[Source data]
↓↓↓
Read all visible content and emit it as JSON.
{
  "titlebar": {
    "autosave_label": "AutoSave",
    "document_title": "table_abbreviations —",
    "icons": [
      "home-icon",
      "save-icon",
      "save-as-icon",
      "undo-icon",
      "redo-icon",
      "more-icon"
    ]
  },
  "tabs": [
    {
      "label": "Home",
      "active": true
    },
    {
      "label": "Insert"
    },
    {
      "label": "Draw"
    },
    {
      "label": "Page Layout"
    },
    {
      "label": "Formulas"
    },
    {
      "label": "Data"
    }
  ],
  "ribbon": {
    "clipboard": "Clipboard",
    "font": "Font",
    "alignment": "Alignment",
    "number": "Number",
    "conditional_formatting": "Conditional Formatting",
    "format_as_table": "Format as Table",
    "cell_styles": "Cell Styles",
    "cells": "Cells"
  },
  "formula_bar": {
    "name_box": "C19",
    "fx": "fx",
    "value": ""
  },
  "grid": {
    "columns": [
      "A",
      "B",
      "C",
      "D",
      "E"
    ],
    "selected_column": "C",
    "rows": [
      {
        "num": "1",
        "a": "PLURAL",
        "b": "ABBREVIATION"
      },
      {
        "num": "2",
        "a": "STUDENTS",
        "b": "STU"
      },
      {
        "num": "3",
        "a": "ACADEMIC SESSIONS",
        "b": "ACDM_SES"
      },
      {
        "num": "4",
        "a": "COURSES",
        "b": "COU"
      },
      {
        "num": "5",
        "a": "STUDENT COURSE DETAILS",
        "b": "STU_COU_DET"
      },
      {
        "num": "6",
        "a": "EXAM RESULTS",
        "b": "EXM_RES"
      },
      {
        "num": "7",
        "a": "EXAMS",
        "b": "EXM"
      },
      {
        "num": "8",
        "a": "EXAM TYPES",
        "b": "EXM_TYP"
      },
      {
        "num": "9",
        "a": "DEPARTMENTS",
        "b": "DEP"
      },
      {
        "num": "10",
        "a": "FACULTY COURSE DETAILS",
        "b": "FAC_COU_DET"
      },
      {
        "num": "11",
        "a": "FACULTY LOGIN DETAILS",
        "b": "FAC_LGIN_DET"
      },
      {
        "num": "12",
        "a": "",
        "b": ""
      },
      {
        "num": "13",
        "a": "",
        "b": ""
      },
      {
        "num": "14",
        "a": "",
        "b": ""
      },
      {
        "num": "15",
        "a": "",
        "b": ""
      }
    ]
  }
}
↑↑↑
Filter the records above for "FACULTY" and copy every matching line.

        "a": "FACULTY COURSE DETAILS",
        "a": "FACULTY LOGIN DETAILS",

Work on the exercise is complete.